Saved entries ▸
+---+

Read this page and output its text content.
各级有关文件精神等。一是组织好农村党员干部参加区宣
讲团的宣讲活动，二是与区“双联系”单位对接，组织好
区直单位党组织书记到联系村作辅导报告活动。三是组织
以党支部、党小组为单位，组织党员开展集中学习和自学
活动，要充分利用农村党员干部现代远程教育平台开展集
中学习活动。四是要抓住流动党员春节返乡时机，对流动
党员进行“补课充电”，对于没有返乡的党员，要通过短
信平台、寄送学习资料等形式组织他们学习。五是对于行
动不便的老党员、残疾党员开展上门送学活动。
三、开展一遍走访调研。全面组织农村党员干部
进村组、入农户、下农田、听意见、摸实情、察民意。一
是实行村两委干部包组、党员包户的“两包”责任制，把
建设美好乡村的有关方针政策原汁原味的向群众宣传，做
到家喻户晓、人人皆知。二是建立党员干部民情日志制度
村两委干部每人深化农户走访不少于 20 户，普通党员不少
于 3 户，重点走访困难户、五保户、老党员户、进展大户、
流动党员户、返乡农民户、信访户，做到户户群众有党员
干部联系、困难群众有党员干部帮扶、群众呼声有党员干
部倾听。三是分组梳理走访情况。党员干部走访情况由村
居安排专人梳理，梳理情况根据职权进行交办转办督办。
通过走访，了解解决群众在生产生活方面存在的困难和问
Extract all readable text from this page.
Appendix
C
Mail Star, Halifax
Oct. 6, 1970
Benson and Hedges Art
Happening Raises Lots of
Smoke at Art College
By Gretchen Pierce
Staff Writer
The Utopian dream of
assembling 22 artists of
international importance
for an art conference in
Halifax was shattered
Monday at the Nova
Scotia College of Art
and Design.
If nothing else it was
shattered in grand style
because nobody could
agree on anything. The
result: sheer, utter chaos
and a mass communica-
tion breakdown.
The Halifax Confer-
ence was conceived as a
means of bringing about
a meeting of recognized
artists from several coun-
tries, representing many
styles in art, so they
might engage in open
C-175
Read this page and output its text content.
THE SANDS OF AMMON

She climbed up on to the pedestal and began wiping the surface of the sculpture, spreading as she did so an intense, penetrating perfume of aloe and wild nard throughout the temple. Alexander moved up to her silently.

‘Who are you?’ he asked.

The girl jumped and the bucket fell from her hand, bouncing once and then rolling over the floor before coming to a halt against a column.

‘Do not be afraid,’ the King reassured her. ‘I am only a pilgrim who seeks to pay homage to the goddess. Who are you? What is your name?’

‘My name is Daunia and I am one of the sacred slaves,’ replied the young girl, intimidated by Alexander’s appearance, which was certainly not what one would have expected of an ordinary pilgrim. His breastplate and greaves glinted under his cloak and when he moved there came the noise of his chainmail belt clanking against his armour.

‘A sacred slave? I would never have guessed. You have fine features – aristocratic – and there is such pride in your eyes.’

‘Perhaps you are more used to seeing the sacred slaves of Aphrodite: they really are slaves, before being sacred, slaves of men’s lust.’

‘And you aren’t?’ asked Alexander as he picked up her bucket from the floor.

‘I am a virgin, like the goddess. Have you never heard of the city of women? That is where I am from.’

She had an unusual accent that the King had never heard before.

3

+---+

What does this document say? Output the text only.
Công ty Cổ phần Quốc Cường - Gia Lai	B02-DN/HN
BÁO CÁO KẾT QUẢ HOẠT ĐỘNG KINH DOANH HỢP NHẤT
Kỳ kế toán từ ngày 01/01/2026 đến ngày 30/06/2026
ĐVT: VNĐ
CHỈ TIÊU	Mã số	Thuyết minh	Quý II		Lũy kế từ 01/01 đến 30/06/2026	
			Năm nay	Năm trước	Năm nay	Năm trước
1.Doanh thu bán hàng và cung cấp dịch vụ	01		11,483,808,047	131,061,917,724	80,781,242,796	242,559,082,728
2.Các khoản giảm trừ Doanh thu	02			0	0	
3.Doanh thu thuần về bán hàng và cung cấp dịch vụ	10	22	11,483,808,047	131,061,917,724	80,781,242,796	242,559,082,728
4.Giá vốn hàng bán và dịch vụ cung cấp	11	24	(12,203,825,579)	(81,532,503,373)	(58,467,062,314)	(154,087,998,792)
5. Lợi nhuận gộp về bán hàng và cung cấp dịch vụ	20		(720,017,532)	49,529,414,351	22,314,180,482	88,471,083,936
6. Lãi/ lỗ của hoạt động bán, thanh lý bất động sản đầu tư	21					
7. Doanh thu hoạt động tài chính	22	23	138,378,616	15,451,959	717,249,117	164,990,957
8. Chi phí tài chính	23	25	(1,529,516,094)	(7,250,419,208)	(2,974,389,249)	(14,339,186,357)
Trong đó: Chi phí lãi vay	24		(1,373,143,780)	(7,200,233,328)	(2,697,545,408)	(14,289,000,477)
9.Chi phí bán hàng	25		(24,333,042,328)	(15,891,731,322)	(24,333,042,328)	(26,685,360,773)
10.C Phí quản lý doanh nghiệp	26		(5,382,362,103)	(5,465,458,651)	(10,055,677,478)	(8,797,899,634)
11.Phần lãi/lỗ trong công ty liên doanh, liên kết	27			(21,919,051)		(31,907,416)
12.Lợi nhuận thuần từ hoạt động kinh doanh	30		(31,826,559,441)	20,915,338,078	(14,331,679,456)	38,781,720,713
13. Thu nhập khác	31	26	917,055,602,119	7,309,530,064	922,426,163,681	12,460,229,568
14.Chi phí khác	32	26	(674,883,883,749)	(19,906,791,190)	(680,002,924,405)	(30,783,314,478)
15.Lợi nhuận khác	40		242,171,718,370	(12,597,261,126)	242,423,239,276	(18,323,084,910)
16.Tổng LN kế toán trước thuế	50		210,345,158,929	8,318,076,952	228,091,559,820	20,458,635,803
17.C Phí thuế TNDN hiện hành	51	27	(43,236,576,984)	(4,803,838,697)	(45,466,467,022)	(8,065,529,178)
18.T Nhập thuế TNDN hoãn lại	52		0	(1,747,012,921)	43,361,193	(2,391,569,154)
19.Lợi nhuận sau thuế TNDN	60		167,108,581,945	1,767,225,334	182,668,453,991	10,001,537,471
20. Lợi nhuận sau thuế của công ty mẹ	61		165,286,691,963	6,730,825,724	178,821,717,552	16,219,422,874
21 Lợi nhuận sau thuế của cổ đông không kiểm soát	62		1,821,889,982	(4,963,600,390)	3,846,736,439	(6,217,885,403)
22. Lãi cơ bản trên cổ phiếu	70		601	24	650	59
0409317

+---+

TASK INSTRUCTIONS ▸
State the count of lines with the word "floor" in them, and write nothing else.

RESULT FOR THIS TASK ▸
2